**WHAT YOU ARE ASKED TO DO**. Keep the pictures out and restate every record exactly.

:: DATASET RECORDS ::

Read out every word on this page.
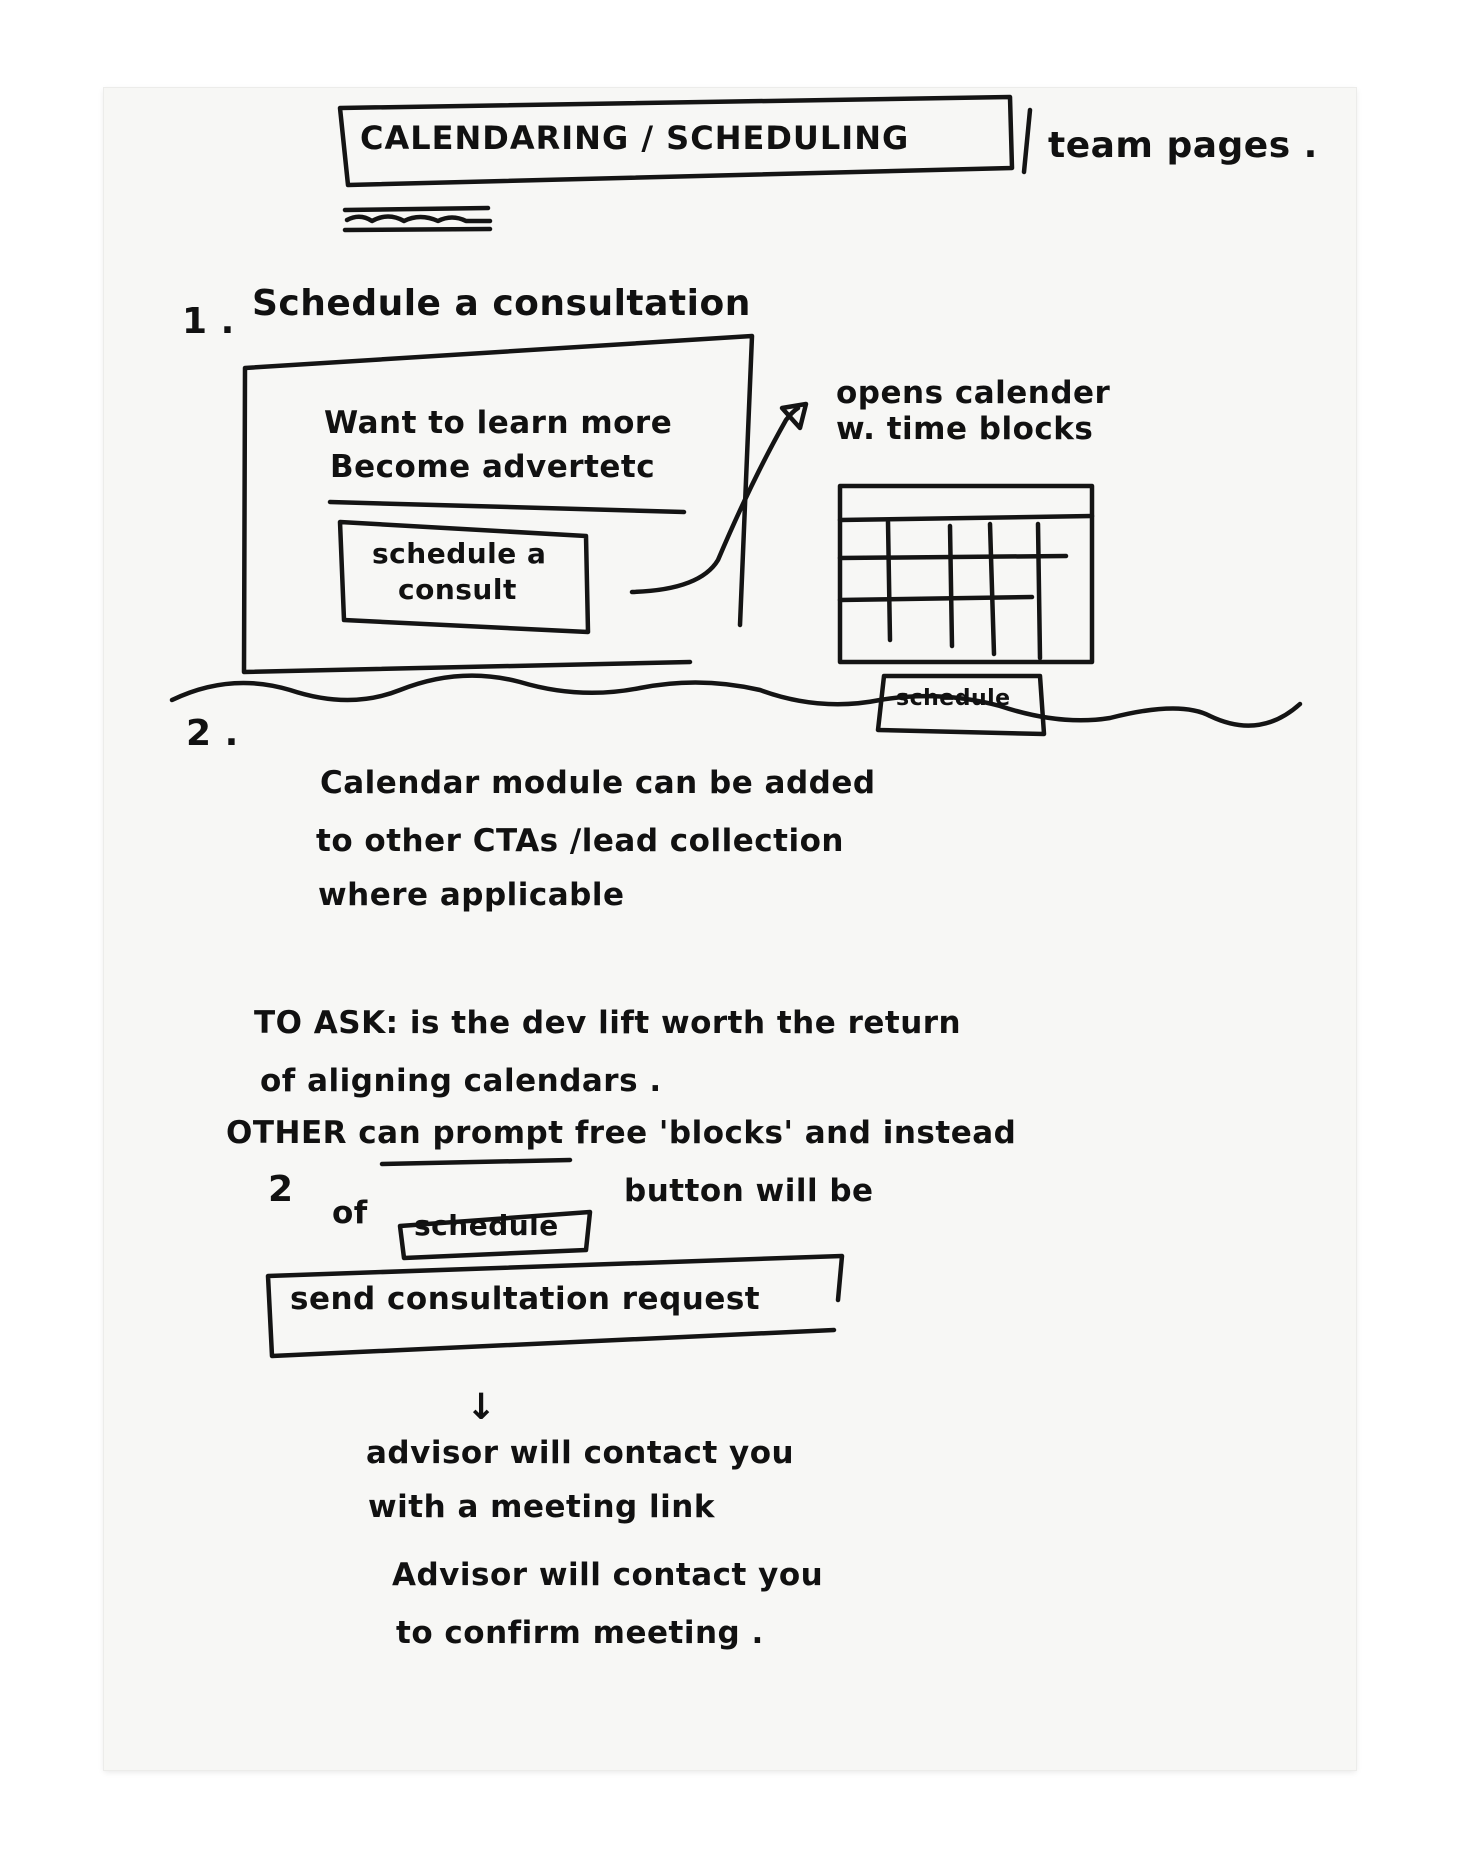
CALENDARING / SCHEDULING	team pages .

1 . Schedule a consultation

Want to learn more

Become advertetc

schedule a

consult

opens calender

w. time blocks

schedule

2 .

Calendar module can be added

to other CTAs /lead collection

where applicable

TO ASK: is the dev lift worth the return

of aligning calendars .

OTHER can prompt free 'blocks' and instead

2

of schedule

button will be

send consultation request

↓

advisor will contact you

with a meeting link

Advisor will contact you

to confirm meeting .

:::

**TASK OUTPUT**.
Read out every word on this page.
CALENDARING / SCHEDULING	team pages .

1 . Schedule a consultation

Want to learn more

Become advertetc

schedule a

consult

opens calender

w. time blocks

schedule

2 .

Calendar module can be added

to other CTAs /lead collection

where applicable

TO ASK: is the dev lift worth the return

of aligning calendars .

OTHER can prompt free 'blocks' and instead

2

of schedule

button will be

send consultation request

↓

advisor will contact you

with a meeting link

Advisor will contact you

to confirm meeting .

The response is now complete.